▶ [Goal of the exercise]
From the entries below, pull out each line where "xlabel" appears.

--- Begin Record list ---

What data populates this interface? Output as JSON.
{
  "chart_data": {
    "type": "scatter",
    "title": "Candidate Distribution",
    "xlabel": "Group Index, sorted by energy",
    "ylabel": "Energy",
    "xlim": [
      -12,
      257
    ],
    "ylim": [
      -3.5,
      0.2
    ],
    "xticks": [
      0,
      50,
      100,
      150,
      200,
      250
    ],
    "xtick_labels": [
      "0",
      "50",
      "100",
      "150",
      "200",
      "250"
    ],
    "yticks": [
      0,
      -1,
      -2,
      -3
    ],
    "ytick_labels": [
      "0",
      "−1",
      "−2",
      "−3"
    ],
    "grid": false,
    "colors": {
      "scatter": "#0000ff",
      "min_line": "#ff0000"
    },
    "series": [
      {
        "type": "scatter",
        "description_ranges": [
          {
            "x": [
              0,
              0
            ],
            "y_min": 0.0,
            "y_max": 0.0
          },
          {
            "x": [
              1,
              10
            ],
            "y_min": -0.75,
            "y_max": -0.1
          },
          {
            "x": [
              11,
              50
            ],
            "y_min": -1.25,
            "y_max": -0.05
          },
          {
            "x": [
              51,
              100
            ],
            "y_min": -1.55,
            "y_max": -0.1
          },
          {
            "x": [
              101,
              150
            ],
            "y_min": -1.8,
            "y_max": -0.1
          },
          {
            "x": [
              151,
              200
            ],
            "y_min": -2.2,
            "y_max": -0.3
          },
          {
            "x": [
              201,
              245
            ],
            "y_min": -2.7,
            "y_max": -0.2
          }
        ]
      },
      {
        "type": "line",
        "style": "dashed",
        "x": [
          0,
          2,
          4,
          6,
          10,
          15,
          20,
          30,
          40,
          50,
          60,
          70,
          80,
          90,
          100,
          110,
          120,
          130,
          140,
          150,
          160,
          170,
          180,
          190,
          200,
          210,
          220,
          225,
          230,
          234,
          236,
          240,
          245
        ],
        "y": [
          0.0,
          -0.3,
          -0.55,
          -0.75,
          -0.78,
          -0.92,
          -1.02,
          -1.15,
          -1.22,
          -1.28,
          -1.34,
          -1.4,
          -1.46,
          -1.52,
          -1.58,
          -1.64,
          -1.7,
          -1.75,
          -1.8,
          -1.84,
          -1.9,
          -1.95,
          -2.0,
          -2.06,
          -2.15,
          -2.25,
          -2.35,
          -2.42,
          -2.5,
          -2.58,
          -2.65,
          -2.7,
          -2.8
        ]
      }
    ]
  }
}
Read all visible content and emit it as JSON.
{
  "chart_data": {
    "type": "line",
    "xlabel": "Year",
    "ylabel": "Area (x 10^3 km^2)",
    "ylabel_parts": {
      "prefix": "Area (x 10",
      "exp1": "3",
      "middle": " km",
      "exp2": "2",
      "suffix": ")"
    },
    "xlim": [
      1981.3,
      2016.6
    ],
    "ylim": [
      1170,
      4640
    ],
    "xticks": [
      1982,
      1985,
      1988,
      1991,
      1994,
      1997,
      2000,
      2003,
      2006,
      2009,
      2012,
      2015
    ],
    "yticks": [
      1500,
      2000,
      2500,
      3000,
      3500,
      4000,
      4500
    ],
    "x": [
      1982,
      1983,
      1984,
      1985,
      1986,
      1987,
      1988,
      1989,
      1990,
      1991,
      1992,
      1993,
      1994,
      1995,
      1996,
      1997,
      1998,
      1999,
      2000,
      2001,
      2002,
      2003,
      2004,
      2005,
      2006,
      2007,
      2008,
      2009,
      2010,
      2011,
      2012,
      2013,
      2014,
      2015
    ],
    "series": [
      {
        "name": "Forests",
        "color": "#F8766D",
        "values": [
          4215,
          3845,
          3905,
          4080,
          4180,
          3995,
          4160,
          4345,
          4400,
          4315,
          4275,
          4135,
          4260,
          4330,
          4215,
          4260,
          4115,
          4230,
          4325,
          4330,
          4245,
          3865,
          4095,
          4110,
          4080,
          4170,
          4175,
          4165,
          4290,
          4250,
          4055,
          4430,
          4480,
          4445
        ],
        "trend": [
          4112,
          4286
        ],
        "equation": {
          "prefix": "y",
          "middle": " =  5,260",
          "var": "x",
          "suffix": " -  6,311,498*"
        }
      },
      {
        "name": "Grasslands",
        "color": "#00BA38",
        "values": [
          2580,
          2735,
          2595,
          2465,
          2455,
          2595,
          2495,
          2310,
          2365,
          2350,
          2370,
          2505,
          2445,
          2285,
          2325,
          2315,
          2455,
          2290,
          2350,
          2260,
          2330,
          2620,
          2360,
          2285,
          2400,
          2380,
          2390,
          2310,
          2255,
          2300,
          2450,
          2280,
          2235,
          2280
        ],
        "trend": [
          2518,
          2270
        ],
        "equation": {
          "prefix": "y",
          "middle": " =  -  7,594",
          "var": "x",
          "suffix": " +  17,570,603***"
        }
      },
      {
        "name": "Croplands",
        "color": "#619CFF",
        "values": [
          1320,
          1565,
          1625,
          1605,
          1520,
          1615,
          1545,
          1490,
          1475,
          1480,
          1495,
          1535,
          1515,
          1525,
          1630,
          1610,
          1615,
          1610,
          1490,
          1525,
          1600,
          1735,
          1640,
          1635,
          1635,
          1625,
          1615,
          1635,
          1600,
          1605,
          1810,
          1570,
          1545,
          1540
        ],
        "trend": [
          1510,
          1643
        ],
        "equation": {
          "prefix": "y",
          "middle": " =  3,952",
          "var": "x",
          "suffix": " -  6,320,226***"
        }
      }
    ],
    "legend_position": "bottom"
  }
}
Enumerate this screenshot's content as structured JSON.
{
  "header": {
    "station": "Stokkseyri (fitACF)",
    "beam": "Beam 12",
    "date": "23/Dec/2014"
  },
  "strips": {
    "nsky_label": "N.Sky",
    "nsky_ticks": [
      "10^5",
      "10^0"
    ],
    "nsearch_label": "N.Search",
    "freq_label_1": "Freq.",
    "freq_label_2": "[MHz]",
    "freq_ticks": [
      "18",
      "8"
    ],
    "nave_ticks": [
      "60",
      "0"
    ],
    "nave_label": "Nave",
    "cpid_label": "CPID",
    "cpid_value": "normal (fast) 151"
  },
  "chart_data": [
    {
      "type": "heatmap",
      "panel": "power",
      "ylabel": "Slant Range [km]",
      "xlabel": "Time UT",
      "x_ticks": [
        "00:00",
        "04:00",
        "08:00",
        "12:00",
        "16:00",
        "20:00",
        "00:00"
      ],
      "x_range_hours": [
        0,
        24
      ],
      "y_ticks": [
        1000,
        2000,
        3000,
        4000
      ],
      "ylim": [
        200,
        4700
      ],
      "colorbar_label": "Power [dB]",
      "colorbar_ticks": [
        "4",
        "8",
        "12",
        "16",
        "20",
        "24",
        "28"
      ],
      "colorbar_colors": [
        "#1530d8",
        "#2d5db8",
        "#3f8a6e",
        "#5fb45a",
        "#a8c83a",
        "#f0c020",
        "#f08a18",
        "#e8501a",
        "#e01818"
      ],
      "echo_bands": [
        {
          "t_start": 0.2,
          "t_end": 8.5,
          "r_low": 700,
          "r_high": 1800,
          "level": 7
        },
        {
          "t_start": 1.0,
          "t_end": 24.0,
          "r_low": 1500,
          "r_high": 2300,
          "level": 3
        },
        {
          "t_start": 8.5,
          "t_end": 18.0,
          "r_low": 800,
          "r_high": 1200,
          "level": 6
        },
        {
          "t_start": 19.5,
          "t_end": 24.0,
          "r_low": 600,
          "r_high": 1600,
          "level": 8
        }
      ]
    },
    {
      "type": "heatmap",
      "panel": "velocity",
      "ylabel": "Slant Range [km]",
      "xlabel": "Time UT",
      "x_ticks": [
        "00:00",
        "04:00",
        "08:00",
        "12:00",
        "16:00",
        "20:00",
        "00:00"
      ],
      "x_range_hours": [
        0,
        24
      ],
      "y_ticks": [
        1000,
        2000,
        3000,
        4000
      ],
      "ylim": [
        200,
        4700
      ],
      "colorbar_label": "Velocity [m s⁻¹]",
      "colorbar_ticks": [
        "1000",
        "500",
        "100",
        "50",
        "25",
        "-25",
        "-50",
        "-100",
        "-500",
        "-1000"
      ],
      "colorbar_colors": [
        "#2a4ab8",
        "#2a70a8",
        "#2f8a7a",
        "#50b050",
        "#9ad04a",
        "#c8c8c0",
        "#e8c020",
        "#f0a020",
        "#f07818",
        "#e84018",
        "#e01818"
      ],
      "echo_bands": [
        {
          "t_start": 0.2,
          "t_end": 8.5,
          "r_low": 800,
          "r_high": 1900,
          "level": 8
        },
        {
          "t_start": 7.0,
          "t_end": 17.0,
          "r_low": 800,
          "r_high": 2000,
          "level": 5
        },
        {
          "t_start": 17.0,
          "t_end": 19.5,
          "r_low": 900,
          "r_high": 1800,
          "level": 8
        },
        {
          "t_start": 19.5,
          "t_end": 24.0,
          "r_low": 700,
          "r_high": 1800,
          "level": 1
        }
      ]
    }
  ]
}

--- End Record list ---

▶ [The response]
    "xlabel": "Group Index, sorted by energy",
    "xlabel": "Year",
      "xlabel": "Time UT",
      "xlabel": "Time UT",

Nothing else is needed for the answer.